[Work required]
Write the material out again in full, exactly.

[Dataset extract]
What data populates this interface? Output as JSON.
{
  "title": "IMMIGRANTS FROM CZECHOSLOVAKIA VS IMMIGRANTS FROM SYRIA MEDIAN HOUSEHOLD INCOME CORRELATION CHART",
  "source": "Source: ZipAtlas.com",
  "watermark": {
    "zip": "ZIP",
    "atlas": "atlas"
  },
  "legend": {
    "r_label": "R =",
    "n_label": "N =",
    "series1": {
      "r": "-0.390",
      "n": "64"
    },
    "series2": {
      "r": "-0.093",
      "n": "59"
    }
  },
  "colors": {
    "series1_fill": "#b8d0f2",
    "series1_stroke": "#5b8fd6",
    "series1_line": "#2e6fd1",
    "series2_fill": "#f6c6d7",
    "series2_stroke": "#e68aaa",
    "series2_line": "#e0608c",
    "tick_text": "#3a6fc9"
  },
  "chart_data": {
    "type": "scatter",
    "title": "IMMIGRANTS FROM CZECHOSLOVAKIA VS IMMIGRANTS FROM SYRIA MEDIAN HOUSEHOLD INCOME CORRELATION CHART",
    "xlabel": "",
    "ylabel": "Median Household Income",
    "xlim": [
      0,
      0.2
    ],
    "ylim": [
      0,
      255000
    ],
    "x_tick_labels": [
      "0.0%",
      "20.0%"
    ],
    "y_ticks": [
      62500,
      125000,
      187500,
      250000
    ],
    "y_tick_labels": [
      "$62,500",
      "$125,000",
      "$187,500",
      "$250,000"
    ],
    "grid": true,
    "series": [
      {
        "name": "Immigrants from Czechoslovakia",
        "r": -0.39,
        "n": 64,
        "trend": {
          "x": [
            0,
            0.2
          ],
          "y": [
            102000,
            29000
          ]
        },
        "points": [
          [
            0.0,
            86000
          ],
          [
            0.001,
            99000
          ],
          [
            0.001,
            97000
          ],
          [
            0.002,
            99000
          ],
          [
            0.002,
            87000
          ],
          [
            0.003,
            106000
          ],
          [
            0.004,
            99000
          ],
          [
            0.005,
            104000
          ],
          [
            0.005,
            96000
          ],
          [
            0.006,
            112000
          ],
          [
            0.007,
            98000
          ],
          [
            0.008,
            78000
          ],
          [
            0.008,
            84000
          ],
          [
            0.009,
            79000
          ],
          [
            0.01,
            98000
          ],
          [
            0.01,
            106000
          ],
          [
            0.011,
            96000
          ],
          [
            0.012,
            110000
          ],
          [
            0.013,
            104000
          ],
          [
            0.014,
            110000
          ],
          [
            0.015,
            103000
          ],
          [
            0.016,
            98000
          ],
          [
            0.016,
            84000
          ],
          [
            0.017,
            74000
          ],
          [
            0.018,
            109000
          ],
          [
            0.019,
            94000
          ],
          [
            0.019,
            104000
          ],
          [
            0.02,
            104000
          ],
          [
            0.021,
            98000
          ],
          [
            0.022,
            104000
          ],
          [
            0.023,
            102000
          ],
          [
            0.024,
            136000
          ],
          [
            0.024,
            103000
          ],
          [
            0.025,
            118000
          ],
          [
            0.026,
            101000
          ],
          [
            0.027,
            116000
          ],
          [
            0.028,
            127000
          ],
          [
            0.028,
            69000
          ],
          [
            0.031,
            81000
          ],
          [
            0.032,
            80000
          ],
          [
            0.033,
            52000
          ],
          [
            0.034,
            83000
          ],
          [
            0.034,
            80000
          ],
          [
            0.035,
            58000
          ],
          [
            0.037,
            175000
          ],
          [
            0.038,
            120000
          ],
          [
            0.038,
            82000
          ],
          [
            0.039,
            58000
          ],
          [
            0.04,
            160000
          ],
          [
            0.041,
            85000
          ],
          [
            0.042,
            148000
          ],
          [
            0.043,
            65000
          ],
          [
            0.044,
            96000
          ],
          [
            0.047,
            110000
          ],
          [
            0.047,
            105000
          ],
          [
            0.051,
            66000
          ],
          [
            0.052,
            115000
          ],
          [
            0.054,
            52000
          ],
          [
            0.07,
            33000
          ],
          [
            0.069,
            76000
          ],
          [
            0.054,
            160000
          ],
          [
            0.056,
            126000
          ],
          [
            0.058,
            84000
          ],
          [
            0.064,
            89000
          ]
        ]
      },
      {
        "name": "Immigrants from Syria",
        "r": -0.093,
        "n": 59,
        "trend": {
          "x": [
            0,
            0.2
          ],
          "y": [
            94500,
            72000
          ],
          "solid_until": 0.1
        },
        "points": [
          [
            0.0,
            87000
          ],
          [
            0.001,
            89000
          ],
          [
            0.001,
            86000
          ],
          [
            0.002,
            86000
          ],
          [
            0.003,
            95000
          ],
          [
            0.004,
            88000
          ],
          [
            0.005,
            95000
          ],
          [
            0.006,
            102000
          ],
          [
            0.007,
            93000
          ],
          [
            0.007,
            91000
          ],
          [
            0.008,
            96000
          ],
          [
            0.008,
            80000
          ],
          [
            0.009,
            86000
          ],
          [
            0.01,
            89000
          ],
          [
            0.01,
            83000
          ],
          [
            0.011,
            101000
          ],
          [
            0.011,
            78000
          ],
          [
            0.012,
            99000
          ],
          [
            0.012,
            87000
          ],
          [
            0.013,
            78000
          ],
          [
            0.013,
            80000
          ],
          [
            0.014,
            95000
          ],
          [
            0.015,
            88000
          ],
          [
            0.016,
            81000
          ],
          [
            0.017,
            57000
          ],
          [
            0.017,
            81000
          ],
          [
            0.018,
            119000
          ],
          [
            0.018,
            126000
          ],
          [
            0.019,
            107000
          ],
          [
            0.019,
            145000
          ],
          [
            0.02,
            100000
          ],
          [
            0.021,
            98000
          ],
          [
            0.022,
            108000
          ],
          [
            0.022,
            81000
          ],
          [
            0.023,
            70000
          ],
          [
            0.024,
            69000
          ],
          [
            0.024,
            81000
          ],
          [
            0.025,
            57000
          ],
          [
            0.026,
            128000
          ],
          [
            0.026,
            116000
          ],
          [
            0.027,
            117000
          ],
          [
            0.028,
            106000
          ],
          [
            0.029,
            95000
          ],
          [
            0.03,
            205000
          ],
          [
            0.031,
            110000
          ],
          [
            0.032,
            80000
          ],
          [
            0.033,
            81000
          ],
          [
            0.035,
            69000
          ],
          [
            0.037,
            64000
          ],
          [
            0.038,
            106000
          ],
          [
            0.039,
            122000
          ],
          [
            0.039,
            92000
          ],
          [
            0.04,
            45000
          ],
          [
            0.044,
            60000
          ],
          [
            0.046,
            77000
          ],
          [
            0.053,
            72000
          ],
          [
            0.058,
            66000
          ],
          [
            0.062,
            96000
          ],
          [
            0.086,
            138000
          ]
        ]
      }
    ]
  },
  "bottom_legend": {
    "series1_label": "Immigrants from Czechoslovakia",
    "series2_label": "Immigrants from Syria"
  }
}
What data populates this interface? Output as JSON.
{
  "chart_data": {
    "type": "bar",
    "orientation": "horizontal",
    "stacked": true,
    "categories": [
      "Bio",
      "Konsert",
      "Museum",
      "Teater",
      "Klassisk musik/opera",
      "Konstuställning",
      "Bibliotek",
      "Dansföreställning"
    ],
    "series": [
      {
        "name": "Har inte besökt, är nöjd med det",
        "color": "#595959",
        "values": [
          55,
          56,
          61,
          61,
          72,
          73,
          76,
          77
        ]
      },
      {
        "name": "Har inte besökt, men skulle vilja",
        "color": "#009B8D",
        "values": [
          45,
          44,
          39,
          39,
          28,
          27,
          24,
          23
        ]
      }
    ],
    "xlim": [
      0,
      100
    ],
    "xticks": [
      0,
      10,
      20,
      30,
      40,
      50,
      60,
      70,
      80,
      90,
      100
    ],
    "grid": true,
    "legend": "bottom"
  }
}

[Answer to this exercise]
What data populates this interface? Output as JSON.
{
  "title": "IMMIGRANTS FROM CZECHOSLOVAKIA VS IMMIGRANTS FROM SYRIA MEDIAN HOUSEHOLD INCOME CORRELATION CHART",
  "source": "Source: ZipAtlas.com",
  "watermark": {
    "zip": "ZIP",
    "atlas": "atlas"
  },
  "legend": {
    "r_label": "R =",
    "n_label": "N =",
    "series1": {
      "r": "-0.390",
      "n": "64"
    },
    "series2": {
      "r": "-0.093",
      "n": "59"
    }
  },
  "colors": {
    "series1_fill": "#b8d0f2",
    "series1_stroke": "#5b8fd6",
    "series1_line": "#2e6fd1",
    "series2_fill": "#f6c6d7",
    "series2_stroke": "#e68aaa",
    "series2_line": "#e0608c",
    "tick_text": "#3a6fc9"
  },
  "chart_data": {
    "type": "scatter",
    "title": "IMMIGRANTS FROM CZECHOSLOVAKIA VS IMMIGRANTS FROM SYRIA MEDIAN HOUSEHOLD INCOME CORRELATION CHART",
    "xlabel": "",
    "ylabel": "Median Household Income",
    "xlim": [
      0,
      0.2
    ],
    "ylim": [
      0,
      255000
    ],
    "x_tick_labels": [
      "0.0%",
      "20.0%"
    ],
    "y_ticks": [
      62500,
      125000,
      187500,
      250000
    ],
    "y_tick_labels": [
      "$62,500",
      "$125,000",
      "$187,500",
      "$250,000"
    ],
    "grid": true,
    "series": [
      {
        "name": "Immigrants from Czechoslovakia",
        "r": -0.39,
        "n": 64,
        "trend": {
          "x": [
            0,
            0.2
          ],
          "y": [
            102000,
            29000
          ]
        },
        "points": [
          [
            0.0,
            86000
          ],
          [
            0.001,
            99000
          ],
          [
            0.001,
            97000
          ],
          [
            0.002,
            99000
          ],
          [
            0.002,
            87000
          ],
          [
            0.003,
            106000
          ],
          [
            0.004,
            99000
          ],
          [
            0.005,
            104000
          ],
          [
            0.005,
            96000
          ],
          [
            0.006,
            112000
          ],
          [
            0.007,
            98000
          ],
          [
            0.008,
            78000
          ],
          [
            0.008,
            84000
          ],
          [
            0.009,
            79000
          ],
          [
            0.01,
            98000
          ],
          [
            0.01,
            106000
          ],
          [
            0.011,
            96000
          ],
          [
            0.012,
            110000
          ],
          [
            0.013,
            104000
          ],
          [
            0.014,
            110000
          ],
          [
            0.015,
            103000
          ],
          [
            0.016,
            98000
          ],
          [
            0.016,
            84000
          ],
          [
            0.017,
            74000
          ],
          [
            0.018,
            109000
          ],
          [
            0.019,
            94000
          ],
          [
            0.019,
            104000
          ],
          [
            0.02,
            104000
          ],
          [
            0.021,
            98000
          ],
          [
            0.022,
            104000
          ],
          [
            0.023,
            102000
          ],
          [
            0.024,
            136000
          ],
          [
            0.024,
            103000
          ],
          [
            0.025,
            118000
          ],
          [
            0.026,
            101000
          ],
          [
            0.027,
            116000
          ],
          [
            0.028,
            127000
          ],
          [
            0.028,
            69000
          ],
          [
            0.031,
            81000
          ],
          [
            0.032,
            80000
          ],
          [
            0.033,
            52000
          ],
          [
            0.034,
            83000
          ],
          [
            0.034,
            80000
          ],
          [
            0.035,
            58000
          ],
          [
            0.037,
            175000
          ],
          [
            0.038,
            120000
          ],
          [
            0.038,
            82000
          ],
          [
            0.039,
            58000
          ],
          [
            0.04,
            160000
          ],
          [
            0.041,
            85000
          ],
          [
            0.042,
            148000
          ],
          [
            0.043,
            65000
          ],
          [
            0.044,
            96000
          ],
          [
            0.047,
            110000
          ],
          [
            0.047,
            105000
          ],
          [
            0.051,
            66000
          ],
          [
            0.052,
            115000
          ],
          [
            0.054,
            52000
          ],
          [
            0.07,
            33000
          ],
          [
            0.069,
            76000
          ],
          [
            0.054,
            160000
          ],
          [
            0.056,
            126000
          ],
          [
            0.058,
            84000
          ],
          [
            0.064,
            89000
          ]
        ]
      },
      {
        "name": "Immigrants from Syria",
        "r": -0.093,
        "n": 59,
        "trend": {
          "x": [
            0,
            0.2
          ],
          "y": [
            94500,
            72000
          ],
          "solid_until": 0.1
        },
        "points": [
          [
            0.0,
            87000
          ],
          [
            0.001,
            89000
          ],
          [
            0.001,
            86000
          ],
          [
            0.002,
            86000
          ],
          [
            0.003,
            95000
          ],
          [
            0.004,
            88000
          ],
          [
            0.005,
            95000
          ],
          [
            0.006,
            102000
          ],
          [
            0.007,
            93000
          ],
          [
            0.007,
            91000
          ],
          [
            0.008,
            96000
          ],
          [
            0.008,
            80000
          ],
          [
            0.009,
            86000
          ],
          [
            0.01,
            89000
          ],
          [
            0.01,
            83000
          ],
          [
            0.011,
            101000
          ],
          [
            0.011,
            78000
          ],
          [
            0.012,
            99000
          ],
          [
            0.012,
            87000
          ],
          [
            0.013,
            78000
          ],
          [
            0.013,
            80000
          ],
          [
            0.014,
            95000
          ],
          [
            0.015,
            88000
          ],
          [
            0.016,
            81000
          ],
          [
            0.017,
            57000
          ],
          [
            0.017,
            81000
          ],
          [
            0.018,
            119000
          ],
          [
            0.018,
            126000
          ],
          [
            0.019,
            107000
          ],
          [
            0.019,
            145000
          ],
          [
            0.02,
            100000
          ],
          [
            0.021,
            98000
          ],
          [
            0.022,
            108000
          ],
          [
            0.022,
            81000
          ],
          [
            0.023,
            70000
          ],
          [
            0.024,
            69000
          ],
          [
            0.024,
            81000
          ],
          [
            0.025,
            57000
          ],
          [
            0.026,
            128000
          ],
          [
            0.026,
            116000
          ],
          [
            0.027,
            117000
          ],
          [
            0.028,
            106000
          ],
          [
            0.029,
            95000
          ],
          [
            0.03,
            205000
          ],
          [
            0.031,
            110000
          ],
          [
            0.032,
            80000
          ],
          [
            0.033,
            81000
          ],
          [
            0.035,
            69000
          ],
          [
            0.037,
            64000
          ],
          [
            0.038,
            106000
          ],
          [
            0.039,
            122000
          ],
          [
            0.039,
            92000
          ],
          [
            0.04,
            45000
          ],
          [
            0.044,
            60000
          ],
          [
            0.046,
            77000
          ],
          [
            0.053,
            72000
          ],
          [
            0.058,
            66000
          ],
          [
            0.062,
            96000
          ],
          [
            0.086,
            138000
          ]
        ]
      }
    ]
  },
  "bottom_legend": {
    "series1_label": "Immigrants from Czechoslovakia",
    "series2_label": "Immigrants from Syria"
  }
}
What data populates this interface? Output as JSON.
{
  "chart_data": {
    "type": "bar",
    "orientation": "horizontal",
    "stacked": true,
    "categories": [
      "Bio",
      "Konsert",
      "Museum",
      "Teater",
      "Klassisk musik/opera",
      "Konstuställning",
      "Bibliotek",
      "Dansföreställning"
    ],
    "series": [
      {
        "name": "Har inte besökt, är nöjd med det",
        "color": "#595959",
        "values": [
          55,
          56,
          61,
          61,
          72,
          73,
          76,
          77
        ]
      },
      {
        "name": "Har inte besökt, men skulle vilja",
        "color": "#009B8D",
        "values": [
          45,
          44,
          39,
          39,
          28,
          27,
          24,
          23
        ]
      }
    ],
    "xlim": [
      0,
      100
    ],
    "xticks": [
      0,
      10,
      20,
      30,
      40,
      50,
      60,
      70,
      80,
      90,
      100
    ],
    "grid": true,
    "legend": "bottom"
  }
}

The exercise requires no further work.